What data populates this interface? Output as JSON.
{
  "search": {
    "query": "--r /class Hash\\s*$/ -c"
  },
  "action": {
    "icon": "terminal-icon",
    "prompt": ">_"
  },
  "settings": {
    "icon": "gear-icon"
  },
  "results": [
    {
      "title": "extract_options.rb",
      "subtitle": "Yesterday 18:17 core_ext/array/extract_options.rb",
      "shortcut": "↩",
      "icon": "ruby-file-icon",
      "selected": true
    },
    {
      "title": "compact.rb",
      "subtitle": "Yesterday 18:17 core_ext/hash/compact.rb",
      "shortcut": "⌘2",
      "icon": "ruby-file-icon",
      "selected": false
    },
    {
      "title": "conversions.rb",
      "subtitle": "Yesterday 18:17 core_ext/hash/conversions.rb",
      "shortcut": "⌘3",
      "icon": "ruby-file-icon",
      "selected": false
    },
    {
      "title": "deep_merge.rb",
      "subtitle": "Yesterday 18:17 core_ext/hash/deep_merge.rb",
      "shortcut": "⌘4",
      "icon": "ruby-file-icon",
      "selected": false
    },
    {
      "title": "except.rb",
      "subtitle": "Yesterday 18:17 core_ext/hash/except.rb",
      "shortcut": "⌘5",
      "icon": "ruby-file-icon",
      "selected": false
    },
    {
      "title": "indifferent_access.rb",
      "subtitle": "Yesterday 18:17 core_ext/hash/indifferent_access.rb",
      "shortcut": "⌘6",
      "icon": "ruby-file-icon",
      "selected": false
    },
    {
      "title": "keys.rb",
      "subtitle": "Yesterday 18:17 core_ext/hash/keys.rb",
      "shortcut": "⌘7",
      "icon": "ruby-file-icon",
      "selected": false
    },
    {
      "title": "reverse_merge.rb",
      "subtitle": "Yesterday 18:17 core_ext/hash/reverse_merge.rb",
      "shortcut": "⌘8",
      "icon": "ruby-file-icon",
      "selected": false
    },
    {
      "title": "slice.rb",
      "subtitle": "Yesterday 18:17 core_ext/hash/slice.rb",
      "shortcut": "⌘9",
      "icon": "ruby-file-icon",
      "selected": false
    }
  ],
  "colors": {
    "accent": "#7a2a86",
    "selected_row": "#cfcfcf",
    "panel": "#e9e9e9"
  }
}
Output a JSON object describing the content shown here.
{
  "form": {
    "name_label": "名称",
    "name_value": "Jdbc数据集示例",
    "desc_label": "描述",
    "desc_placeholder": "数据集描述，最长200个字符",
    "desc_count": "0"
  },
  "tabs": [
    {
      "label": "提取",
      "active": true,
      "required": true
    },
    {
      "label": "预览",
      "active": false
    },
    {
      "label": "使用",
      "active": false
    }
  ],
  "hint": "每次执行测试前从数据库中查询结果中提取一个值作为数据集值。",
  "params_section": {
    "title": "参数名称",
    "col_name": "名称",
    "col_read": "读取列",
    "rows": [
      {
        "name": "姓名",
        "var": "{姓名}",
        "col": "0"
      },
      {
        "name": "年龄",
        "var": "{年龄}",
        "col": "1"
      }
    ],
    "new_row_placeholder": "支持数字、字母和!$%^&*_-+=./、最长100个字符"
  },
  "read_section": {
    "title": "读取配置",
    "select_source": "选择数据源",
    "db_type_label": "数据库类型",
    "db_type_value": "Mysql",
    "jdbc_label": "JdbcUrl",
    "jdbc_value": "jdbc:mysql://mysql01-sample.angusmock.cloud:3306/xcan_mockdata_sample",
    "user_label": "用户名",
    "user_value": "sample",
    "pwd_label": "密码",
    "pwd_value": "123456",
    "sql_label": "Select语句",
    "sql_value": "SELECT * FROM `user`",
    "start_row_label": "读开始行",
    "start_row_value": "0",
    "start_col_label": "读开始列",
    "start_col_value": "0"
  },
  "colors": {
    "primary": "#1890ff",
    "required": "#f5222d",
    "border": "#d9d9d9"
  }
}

Your instructions: The listing above should be transcribed in full, exactly as written.

Result:
What data populates this interface? Output as JSON.
{
  "search": {
    "query": "--r /class Hash\\s*$/ -c"
  },
  "action": {
    "icon": "terminal-icon",
    "prompt": ">_"
  },
  "settings": {
    "icon": "gear-icon"
  },
  "results": [
    {
      "title": "extract_options.rb",
      "subtitle": "Yesterday 18:17 core_ext/array/extract_options.rb",
      "shortcut": "↩",
      "icon": "ruby-file-icon",
      "selected": true
    },
    {
      "title": "compact.rb",
      "subtitle": "Yesterday 18:17 core_ext/hash/compact.rb",
      "shortcut": "⌘2",
      "icon": "ruby-file-icon",
      "selected": false
    },
    {
      "title": "conversions.rb",
      "subtitle": "Yesterday 18:17 core_ext/hash/conversions.rb",
      "shortcut": "⌘3",
      "icon": "ruby-file-icon",
      "selected": false
    },
    {
      "title": "deep_merge.rb",
      "subtitle": "Yesterday 18:17 core_ext/hash/deep_merge.rb",
      "shortcut": "⌘4",
      "icon": "ruby-file-icon",
      "selected": false
    },
    {
      "title": "except.rb",
      "subtitle": "Yesterday 18:17 core_ext/hash/except.rb",
      "shortcut": "⌘5",
      "icon": "ruby-file-icon",
      "selected": false
    },
    {
      "title": "indifferent_access.rb",
      "subtitle": "Yesterday 18:17 core_ext/hash/indifferent_access.rb",
      "shortcut": "⌘6",
      "icon": "ruby-file-icon",
      "selected": false
    },
    {
      "title": "keys.rb",
      "subtitle": "Yesterday 18:17 core_ext/hash/keys.rb",
      "shortcut": "⌘7",
      "icon": "ruby-file-icon",
      "selected": false
    },
    {
      "title": "reverse_merge.rb",
      "subtitle": "Yesterday 18:17 core_ext/hash/reverse_merge.rb",
      "shortcut": "⌘8",
      "icon": "ruby-file-icon",
      "selected": false
    },
    {
      "title": "slice.rb",
      "subtitle": "Yesterday 18:17 core_ext/hash/slice.rb",
      "shortcut": "⌘9",
      "icon": "ruby-file-icon",
      "selected": false
    }
  ],
  "colors": {
    "accent": "#7a2a86",
    "selected_row": "#cfcfcf",
    "panel": "#e9e9e9"
  }
}
Output a JSON object describing the content shown here.
{
  "form": {
    "name_label": "名称",
    "name_value": "Jdbc数据集示例",
    "desc_label": "描述",
    "desc_placeholder": "数据集描述，最长200个字符",
    "desc_count": "0"
  },
  "tabs": [
    {
      "label": "提取",
      "active": true,
      "required": true
    },
    {
      "label": "预览",
      "active": false
    },
    {
      "label": "使用",
      "active": false
    }
  ],
  "hint": "每次执行测试前从数据库中查询结果中提取一个值作为数据集值。",
  "params_section": {
    "title": "参数名称",
    "col_name": "名称",
    "col_read": "读取列",
    "rows": [
      {
        "name": "姓名",
        "var": "{姓名}",
        "col": "0"
      },
      {
        "name": "年龄",
        "var": "{年龄}",
        "col": "1"
      }
    ],
    "new_row_placeholder": "支持数字、字母和!$%^&*_-+=./、最长100个字符"
  },
  "read_section": {
    "title": "读取配置",
    "select_source": "选择数据源",
    "db_type_label": "数据库类型",
    "db_type_value": "Mysql",
    "jdbc_label": "JdbcUrl",
    "jdbc_value": "jdbc:mysql://mysql01-sample.angusmock.cloud:3306/xcan_mockdata_sample",
    "user_label": "用户名",
    "user_value": "sample",
    "pwd_label": "密码",
    "pwd_value": "123456",
    "sql_label": "Select语句",
    "sql_value": "SELECT * FROM `user`",
    "start_row_label": "读开始行",
    "start_row_value": "0",
    "start_col_label": "读开始列",
    "start_col_value": "0"
  },
  "colors": {
    "primary": "#1890ff",
    "required": "#f5222d",
    "border": "#d9d9d9"
  }
}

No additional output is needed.